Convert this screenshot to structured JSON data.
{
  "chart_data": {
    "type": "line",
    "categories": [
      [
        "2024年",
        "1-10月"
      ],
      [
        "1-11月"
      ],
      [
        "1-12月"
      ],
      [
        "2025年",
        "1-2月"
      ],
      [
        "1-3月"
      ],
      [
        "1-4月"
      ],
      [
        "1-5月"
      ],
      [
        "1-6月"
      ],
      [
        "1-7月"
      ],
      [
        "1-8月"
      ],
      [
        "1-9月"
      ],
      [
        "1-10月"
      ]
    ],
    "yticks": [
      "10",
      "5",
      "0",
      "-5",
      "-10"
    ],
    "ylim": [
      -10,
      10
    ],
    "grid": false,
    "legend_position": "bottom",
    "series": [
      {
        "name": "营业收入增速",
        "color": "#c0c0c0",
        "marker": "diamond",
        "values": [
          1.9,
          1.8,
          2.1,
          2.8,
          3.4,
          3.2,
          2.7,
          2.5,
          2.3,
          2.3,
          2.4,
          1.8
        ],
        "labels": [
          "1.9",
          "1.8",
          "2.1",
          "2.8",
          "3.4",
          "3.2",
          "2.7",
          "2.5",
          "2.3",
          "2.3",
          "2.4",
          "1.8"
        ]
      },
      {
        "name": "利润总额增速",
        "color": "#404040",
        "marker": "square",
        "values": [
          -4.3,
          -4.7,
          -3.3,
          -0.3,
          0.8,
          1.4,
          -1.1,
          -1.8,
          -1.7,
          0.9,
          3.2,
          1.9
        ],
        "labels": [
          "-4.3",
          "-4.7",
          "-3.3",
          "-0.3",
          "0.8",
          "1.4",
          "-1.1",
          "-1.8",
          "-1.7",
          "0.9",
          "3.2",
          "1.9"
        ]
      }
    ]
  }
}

::::::::

■ PROBLEM TO SOLVE
Write out all records exactly, keeping every detail.

■ REPLY TO THE TASK
Convert this screenshot to structured JSON data.
{
  "chart_data": {
    "type": "line",
    "categories": [
      [
        "2024年",
        "1-10月"
      ],
      [
        "1-11月"
      ],
      [
        "1-12月"
      ],
      [
        "2025年",
        "1-2月"
      ],
      [
        "1-3月"
      ],
      [
        "1-4月"
      ],
      [
        "1-5月"
      ],
      [
        "1-6月"
      ],
      [
        "1-7月"
      ],
      [
        "1-8月"
      ],
      [
        "1-9月"
      ],
      [
        "1-10月"
      ]
    ],
    "yticks": [
      "10",
      "5",
      "0",
      "-5",
      "-10"
    ],
    "ylim": [
      -10,
      10
    ],
    "grid": false,
    "legend_position": "bottom",
    "series": [
      {
        "name": "营业收入增速",
        "color": "#c0c0c0",
        "marker": "diamond",
        "values": [
          1.9,
          1.8,
          2.1,
          2.8,
          3.4,
          3.2,
          2.7,
          2.5,
          2.3,
          2.3,
          2.4,
          1.8
        ],
        "labels": [
          "1.9",
          "1.8",
          "2.1",
          "2.8",
          "3.4",
          "3.2",
          "2.7",
          "2.5",
          "2.3",
          "2.3",
          "2.4",
          "1.8"
        ]
      },
      {
        "name": "利润总额增速",
        "color": "#404040",
        "marker": "square",
        "values": [
          -4.3,
          -4.7,
          -3.3,
          -0.3,
          0.8,
          1.4,
          -1.1,
          -1.8,
          -1.7,
          0.9,
          3.2,
          1.9
        ],
        "labels": [
          "-4.3",
          "-4.7",
          "-3.3",
          "-0.3",
          "0.8",
          "1.4",
          "-1.1",
          "-1.8",
          "-1.7",
          "0.9",
          "3.2",
          "1.9"
        ]
      }
    ]
  }
}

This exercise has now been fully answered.